Data shown:
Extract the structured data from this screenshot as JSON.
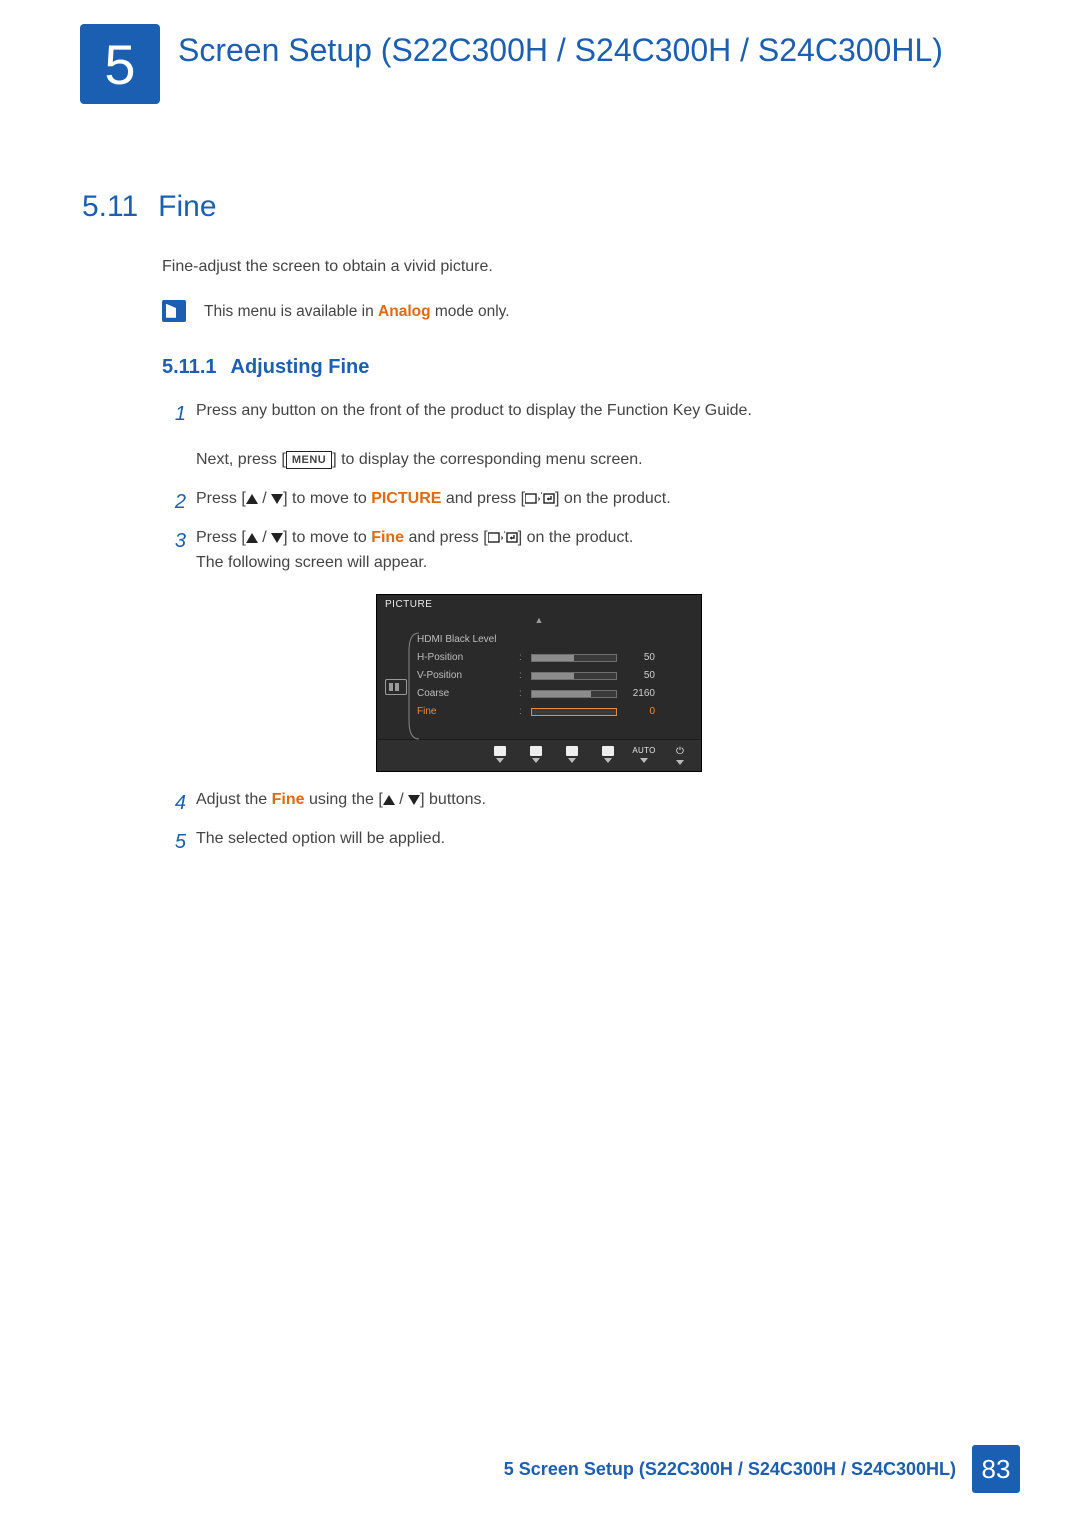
{
  "chapter": {
    "number": "5",
    "title": "Screen Setup (S22C300H / S24C300H / S24C300HL)"
  },
  "section": {
    "number": "5.11",
    "title": "Fine"
  },
  "intro": "Fine-adjust the screen to obtain a vivid picture.",
  "note": {
    "prefix": "This menu is available in ",
    "emph": "Analog",
    "suffix": " mode only."
  },
  "subsection": {
    "number": "5.11.1",
    "title": "Adjusting Fine"
  },
  "steps": {
    "s1": {
      "line1": "Press any button on the front of the product to display the Function Key Guide.",
      "line2a": "Next, press [",
      "menu": "MENU",
      "line2b": "] to display the corresponding menu screen."
    },
    "s2": {
      "a": "Press [",
      "b": "] to move to ",
      "kw": "PICTURE",
      "c": " and press [",
      "d": "] on the product."
    },
    "s3": {
      "a": "Press [",
      "b": "] to move to ",
      "kw": "Fine",
      "c": " and press [",
      "d": "] on the product.",
      "e": "The following screen will appear."
    },
    "s4": {
      "a": "Adjust the ",
      "kw": "Fine",
      "b": " using the [",
      "c": "] buttons."
    },
    "s5": "The selected option will be applied."
  },
  "osd": {
    "title": "PICTURE",
    "rows": [
      {
        "label": "HDMI Black Level",
        "value": "",
        "bar": null
      },
      {
        "label": "H-Position",
        "value": "50",
        "bar": 50
      },
      {
        "label": "V-Position",
        "value": "50",
        "bar": 50
      },
      {
        "label": "Coarse",
        "value": "2160",
        "bar": 70
      },
      {
        "label": "Fine",
        "value": "0",
        "bar": 0,
        "selected": true
      }
    ],
    "footer_auto": "AUTO"
  },
  "footer": {
    "text": "5 Screen Setup (S22C300H / S24C300H / S24C300HL)",
    "page": "83"
  }
}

Set task:
Show all lines from the records above where the word "title" occurs.

Answer to the task:
    "title": "Screen Setup (S22C300H / S24C300H / S24C300HL)"
    "title": "Fine"
    "title": "Adjusting Fine"
    "title": "PICTURE",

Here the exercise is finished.